== STORED ROWS

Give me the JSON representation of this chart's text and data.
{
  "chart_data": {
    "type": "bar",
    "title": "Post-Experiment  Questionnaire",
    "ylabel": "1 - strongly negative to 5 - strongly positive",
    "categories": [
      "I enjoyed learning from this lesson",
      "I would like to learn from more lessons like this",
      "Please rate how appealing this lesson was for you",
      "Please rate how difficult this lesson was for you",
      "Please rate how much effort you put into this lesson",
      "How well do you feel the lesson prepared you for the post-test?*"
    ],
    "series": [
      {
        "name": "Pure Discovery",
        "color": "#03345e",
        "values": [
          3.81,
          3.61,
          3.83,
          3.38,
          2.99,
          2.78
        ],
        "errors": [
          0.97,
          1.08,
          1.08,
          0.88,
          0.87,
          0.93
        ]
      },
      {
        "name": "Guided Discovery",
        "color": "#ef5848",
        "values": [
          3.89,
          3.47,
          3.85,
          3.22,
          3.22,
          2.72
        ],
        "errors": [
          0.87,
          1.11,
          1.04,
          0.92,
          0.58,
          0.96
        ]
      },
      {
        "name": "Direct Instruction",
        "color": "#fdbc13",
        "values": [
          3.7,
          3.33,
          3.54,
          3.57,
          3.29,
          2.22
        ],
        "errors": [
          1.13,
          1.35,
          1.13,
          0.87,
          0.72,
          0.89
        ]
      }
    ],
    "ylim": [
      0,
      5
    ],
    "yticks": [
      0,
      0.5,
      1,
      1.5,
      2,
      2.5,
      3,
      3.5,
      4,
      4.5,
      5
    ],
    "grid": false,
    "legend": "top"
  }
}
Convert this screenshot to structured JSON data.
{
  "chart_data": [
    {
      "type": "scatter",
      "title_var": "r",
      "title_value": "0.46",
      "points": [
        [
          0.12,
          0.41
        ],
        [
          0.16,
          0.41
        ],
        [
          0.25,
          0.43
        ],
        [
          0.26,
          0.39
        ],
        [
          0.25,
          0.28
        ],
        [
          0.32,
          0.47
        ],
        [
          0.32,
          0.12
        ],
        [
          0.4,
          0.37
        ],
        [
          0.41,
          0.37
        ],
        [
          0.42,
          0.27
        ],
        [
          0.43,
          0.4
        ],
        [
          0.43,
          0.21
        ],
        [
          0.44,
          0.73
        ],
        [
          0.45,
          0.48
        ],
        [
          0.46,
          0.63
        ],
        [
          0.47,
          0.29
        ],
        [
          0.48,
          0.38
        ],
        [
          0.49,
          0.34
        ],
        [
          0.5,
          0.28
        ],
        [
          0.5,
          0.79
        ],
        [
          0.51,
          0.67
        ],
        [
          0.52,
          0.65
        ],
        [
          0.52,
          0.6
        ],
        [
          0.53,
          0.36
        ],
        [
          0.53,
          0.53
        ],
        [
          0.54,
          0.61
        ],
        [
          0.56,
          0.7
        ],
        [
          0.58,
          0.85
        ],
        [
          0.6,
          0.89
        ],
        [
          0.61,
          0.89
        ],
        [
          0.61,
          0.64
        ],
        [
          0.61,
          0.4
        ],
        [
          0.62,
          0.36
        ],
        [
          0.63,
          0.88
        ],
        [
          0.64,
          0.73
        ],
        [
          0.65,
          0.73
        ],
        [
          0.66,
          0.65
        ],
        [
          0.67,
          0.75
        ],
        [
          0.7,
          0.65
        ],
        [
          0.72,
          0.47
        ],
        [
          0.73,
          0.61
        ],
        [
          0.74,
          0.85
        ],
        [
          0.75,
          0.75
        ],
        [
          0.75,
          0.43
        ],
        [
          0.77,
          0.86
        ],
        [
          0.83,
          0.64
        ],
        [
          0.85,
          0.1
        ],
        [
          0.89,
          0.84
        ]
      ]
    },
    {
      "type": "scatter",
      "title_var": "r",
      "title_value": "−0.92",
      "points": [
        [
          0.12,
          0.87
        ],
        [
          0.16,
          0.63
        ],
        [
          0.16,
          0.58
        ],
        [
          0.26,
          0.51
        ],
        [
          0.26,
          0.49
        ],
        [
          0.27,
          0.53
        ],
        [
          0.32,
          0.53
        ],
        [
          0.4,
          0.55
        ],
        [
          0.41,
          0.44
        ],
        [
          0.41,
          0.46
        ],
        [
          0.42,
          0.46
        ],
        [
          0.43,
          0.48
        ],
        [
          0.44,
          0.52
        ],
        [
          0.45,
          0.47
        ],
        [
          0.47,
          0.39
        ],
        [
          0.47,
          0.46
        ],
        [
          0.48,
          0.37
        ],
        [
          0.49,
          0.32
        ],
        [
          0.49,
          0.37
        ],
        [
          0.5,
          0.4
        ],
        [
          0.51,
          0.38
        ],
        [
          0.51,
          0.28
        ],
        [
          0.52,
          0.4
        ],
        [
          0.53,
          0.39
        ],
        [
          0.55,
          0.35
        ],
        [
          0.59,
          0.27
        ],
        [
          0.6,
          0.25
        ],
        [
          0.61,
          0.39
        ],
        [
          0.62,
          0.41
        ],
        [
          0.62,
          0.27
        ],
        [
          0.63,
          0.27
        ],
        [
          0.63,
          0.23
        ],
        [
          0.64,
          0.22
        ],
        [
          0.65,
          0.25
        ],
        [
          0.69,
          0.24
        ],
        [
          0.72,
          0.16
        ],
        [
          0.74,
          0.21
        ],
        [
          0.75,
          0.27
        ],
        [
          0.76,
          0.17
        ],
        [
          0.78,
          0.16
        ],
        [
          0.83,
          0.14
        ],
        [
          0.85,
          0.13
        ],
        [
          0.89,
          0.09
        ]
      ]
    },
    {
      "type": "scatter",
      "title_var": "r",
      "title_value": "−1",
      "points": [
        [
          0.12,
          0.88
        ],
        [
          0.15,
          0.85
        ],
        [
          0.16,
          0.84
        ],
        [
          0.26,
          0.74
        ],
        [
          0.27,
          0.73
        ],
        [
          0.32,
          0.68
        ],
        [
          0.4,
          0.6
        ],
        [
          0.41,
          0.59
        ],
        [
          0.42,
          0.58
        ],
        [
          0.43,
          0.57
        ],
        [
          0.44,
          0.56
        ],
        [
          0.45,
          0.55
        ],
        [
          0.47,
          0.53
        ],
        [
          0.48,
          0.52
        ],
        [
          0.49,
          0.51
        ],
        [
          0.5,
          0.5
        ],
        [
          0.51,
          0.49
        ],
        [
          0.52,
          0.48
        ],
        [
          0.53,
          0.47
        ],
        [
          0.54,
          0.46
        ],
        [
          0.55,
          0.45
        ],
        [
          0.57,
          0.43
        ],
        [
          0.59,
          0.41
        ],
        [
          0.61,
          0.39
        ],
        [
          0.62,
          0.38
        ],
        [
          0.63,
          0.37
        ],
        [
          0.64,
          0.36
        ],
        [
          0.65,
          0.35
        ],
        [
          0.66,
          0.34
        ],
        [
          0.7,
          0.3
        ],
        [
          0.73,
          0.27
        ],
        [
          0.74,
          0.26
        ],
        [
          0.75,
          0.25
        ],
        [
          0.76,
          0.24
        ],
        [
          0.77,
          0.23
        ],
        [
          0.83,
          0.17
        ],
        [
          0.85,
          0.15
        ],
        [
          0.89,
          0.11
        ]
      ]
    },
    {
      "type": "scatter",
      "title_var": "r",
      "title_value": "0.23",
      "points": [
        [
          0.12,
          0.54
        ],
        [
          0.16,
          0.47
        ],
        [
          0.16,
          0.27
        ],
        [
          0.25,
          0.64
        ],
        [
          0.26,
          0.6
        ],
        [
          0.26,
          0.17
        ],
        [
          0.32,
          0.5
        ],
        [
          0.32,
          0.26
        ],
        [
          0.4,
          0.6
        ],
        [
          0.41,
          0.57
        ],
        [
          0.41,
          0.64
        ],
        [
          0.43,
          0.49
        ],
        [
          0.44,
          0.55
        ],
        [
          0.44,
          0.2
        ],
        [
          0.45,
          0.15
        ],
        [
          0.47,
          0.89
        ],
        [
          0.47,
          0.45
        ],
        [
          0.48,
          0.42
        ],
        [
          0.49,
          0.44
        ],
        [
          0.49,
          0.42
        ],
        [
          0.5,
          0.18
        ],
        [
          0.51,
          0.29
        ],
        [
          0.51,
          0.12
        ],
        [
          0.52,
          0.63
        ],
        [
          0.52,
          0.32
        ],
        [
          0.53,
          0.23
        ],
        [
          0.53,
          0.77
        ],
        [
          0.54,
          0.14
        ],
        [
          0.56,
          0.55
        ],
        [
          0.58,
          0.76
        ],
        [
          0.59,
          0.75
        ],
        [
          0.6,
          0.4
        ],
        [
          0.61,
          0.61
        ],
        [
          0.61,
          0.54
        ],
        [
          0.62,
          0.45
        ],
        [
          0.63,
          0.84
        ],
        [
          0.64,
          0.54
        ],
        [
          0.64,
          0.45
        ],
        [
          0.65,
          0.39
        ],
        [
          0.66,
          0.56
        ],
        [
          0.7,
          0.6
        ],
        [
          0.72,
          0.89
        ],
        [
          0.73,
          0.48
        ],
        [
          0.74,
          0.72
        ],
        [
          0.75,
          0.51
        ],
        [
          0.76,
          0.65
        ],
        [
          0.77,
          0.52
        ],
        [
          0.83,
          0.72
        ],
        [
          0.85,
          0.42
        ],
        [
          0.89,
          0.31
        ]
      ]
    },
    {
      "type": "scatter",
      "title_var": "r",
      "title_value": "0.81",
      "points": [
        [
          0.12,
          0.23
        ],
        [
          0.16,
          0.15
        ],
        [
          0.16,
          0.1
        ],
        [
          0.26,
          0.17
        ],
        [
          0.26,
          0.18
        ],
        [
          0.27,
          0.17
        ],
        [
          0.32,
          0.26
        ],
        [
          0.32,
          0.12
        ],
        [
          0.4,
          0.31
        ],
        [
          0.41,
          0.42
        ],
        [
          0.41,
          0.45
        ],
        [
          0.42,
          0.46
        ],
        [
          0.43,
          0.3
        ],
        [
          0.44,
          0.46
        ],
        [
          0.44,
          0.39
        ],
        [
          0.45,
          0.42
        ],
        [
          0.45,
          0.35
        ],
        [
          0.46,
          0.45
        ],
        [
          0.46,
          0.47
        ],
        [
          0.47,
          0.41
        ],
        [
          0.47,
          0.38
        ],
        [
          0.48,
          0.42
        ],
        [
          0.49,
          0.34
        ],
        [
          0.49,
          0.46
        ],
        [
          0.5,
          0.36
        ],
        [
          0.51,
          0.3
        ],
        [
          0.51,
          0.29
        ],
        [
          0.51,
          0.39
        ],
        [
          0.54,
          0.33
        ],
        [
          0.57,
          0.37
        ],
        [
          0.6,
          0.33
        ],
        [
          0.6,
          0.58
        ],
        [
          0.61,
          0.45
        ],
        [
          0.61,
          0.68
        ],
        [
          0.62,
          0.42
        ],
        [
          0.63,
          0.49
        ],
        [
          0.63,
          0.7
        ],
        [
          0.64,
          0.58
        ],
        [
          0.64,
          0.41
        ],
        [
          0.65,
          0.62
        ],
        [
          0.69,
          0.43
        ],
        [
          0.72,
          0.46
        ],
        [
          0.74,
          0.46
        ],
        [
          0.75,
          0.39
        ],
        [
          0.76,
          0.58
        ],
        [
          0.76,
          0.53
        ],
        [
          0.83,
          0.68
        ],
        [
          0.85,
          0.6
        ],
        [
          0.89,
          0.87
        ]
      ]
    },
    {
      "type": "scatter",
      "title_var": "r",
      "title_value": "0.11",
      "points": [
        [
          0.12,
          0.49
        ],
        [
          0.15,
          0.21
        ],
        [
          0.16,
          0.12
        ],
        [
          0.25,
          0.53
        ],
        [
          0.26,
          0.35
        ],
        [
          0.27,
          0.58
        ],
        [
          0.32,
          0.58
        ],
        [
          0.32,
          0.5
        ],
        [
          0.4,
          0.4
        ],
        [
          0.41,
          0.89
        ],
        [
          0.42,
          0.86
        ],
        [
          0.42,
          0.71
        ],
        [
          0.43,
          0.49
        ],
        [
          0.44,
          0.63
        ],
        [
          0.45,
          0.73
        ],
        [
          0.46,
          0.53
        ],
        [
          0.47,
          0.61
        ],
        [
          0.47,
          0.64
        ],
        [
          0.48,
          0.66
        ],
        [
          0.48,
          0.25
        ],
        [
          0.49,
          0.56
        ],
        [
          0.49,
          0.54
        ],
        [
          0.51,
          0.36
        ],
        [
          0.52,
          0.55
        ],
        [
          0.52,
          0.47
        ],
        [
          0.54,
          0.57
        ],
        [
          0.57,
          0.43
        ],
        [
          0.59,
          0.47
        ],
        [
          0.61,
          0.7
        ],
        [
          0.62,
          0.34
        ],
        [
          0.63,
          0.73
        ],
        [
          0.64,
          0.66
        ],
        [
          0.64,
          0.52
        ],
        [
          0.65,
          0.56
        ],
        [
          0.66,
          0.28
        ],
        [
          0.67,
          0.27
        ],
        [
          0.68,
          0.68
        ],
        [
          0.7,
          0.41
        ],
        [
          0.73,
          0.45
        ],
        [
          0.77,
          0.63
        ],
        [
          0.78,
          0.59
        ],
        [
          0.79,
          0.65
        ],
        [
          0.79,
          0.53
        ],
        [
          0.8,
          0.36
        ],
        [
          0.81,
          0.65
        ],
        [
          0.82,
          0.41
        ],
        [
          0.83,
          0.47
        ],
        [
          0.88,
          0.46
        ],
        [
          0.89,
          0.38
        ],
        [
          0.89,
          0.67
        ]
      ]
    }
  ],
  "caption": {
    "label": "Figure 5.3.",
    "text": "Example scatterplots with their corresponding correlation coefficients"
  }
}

====

Single out each line of the records above with the string "this" in it, and copy it.

Give me the JSON representation of this chart's text and data.
      "I enjoyed learning from this lesson",
      "I would like to learn from more lessons like this",
      "Please rate how appealing this lesson was for you",
      "Please rate how difficult this lesson was for you",
      "Please rate how much effort you put into this lesson",
Convert this screenshot to structured JSON data.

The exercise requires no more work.